| Stated problem |
Repeat, exactly and completely, the entries shown underneath.

| Dataset records |
==================================================

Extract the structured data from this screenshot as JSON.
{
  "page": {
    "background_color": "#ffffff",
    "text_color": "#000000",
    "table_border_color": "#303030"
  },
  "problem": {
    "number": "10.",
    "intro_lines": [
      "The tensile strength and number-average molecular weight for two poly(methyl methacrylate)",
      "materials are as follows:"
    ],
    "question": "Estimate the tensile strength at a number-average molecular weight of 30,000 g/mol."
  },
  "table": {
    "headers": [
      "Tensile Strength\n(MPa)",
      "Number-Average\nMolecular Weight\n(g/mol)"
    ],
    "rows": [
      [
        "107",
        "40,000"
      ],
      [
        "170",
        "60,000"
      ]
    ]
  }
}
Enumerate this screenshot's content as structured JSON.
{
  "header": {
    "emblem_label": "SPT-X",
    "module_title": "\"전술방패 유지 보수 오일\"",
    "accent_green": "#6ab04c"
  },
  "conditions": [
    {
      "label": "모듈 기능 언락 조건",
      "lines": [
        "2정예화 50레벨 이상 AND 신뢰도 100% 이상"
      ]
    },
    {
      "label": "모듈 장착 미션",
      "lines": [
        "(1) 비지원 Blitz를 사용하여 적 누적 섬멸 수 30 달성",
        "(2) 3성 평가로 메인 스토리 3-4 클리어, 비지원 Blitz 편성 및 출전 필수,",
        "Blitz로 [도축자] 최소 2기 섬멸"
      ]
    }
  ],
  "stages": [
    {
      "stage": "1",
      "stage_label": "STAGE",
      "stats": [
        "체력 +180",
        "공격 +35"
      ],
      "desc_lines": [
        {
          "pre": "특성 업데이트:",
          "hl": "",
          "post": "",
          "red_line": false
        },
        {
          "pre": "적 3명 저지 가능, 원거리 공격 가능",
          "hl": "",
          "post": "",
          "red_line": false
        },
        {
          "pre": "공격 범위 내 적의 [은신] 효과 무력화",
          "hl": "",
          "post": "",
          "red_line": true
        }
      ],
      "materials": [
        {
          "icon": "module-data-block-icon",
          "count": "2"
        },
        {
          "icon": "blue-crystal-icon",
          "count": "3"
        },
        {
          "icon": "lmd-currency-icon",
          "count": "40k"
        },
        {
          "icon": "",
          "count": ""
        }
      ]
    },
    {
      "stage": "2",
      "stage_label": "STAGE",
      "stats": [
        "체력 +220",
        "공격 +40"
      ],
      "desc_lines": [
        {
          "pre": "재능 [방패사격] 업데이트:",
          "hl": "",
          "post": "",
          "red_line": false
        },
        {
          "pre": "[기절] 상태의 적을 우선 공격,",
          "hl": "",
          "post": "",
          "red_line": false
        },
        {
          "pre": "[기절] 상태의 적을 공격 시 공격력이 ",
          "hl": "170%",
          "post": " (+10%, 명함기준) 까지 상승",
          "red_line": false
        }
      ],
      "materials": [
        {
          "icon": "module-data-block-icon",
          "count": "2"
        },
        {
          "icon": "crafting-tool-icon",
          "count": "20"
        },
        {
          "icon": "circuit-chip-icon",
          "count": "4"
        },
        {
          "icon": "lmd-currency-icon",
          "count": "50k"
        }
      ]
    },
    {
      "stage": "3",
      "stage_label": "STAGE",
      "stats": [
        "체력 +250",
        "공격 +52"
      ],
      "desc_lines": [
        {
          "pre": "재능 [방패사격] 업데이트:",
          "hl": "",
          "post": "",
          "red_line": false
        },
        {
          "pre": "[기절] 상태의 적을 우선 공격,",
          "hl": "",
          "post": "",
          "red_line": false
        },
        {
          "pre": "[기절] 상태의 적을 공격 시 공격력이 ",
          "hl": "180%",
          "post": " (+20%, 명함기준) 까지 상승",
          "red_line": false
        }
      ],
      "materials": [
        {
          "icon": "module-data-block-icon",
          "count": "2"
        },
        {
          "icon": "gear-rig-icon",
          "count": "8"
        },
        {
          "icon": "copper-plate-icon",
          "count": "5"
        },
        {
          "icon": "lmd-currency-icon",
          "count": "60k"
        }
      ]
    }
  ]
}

==================================================

| Response below |
Extract the structured data from this screenshot as JSON.
{
  "page": {
    "background_color": "#ffffff",
    "text_color": "#000000",
    "table_border_color": "#303030"
  },
  "problem": {
    "number": "10.",
    "intro_lines": [
      "The tensile strength and number-average molecular weight for two poly(methyl methacrylate)",
      "materials are as follows:"
    ],
    "question": "Estimate the tensile strength at a number-average molecular weight of 30,000 g/mol."
  },
  "table": {
    "headers": [
      "Tensile Strength\n(MPa)",
      "Number-Average\nMolecular Weight\n(g/mol)"
    ],
    "rows": [
      [
        "107",
        "40,000"
      ],
      [
        "170",
        "60,000"
      ]
    ]
  }
}
Enumerate this screenshot's content as structured JSON.
{
  "header": {
    "emblem_label": "SPT-X",
    "module_title": "\"전술방패 유지 보수 오일\"",
    "accent_green": "#6ab04c"
  },
  "conditions": [
    {
      "label": "모듈 기능 언락 조건",
      "lines": [
        "2정예화 50레벨 이상 AND 신뢰도 100% 이상"
      ]
    },
    {
      "label": "모듈 장착 미션",
      "lines": [
        "(1) 비지원 Blitz를 사용하여 적 누적 섬멸 수 30 달성",
        "(2) 3성 평가로 메인 스토리 3-4 클리어, 비지원 Blitz 편성 및 출전 필수,",
        "Blitz로 [도축자] 최소 2기 섬멸"
      ]
    }
  ],
  "stages": [
    {
      "stage": "1",
      "stage_label": "STAGE",
      "stats": [
        "체력 +180",
        "공격 +35"
      ],
      "desc_lines": [
        {
          "pre": "특성 업데이트:",
          "hl": "",
          "post": "",
          "red_line": false
        },
        {
          "pre": "적 3명 저지 가능, 원거리 공격 가능",
          "hl": "",
          "post": "",
          "red_line": false
        },
        {
          "pre": "공격 범위 내 적의 [은신] 효과 무력화",
          "hl": "",
          "post": "",
          "red_line": true
        }
      ],
      "materials": [
        {
          "icon": "module-data-block-icon",
          "count": "2"
        },
        {
          "icon": "blue-crystal-icon",
          "count": "3"
        },
        {
          "icon": "lmd-currency-icon",
          "count": "40k"
        },
        {
          "icon": "",
          "count": ""
        }
      ]
    },
    {
      "stage": "2",
      "stage_label": "STAGE",
      "stats": [
        "체력 +220",
        "공격 +40"
      ],
      "desc_lines": [
        {
          "pre": "재능 [방패사격] 업데이트:",
          "hl": "",
          "post": "",
          "red_line": false
        },
        {
          "pre": "[기절] 상태의 적을 우선 공격,",
          "hl": "",
          "post": "",
          "red_line": false
        },
        {
          "pre": "[기절] 상태의 적을 공격 시 공격력이 ",
          "hl": "170%",
          "post": " (+10%, 명함기준) 까지 상승",
          "red_line": false
        }
      ],
      "materials": [
        {
          "icon": "module-data-block-icon",
          "count": "2"
        },
        {
          "icon": "crafting-tool-icon",
          "count": "20"
        },
        {
          "icon": "circuit-chip-icon",
          "count": "4"
        },
        {
          "icon": "lmd-currency-icon",
          "count": "50k"
        }
      ]
    },
    {
      "stage": "3",
      "stage_label": "STAGE",
      "stats": [
        "체력 +250",
        "공격 +52"
      ],
      "desc_lines": [
        {
          "pre": "재능 [방패사격] 업데이트:",
          "hl": "",
          "post": "",
          "red_line": false
        },
        {
          "pre": "[기절] 상태의 적을 우선 공격,",
          "hl": "",
          "post": "",
          "red_line": false
        },
        {
          "pre": "[기절] 상태의 적을 공격 시 공격력이 ",
          "hl": "180%",
          "post": " (+20%, 명함기준) 까지 상승",
          "red_line": false
        }
      ],
      "materials": [
        {
          "icon": "module-data-block-icon",
          "count": "2"
        },
        {
          "icon": "gear-rig-icon",
          "count": "8"
        },
        {
          "icon": "copper-plate-icon",
          "count": "5"
        },
        {
          "icon": "lmd-currency-icon",
          "count": "60k"
        }
      ]
    }
  ]
}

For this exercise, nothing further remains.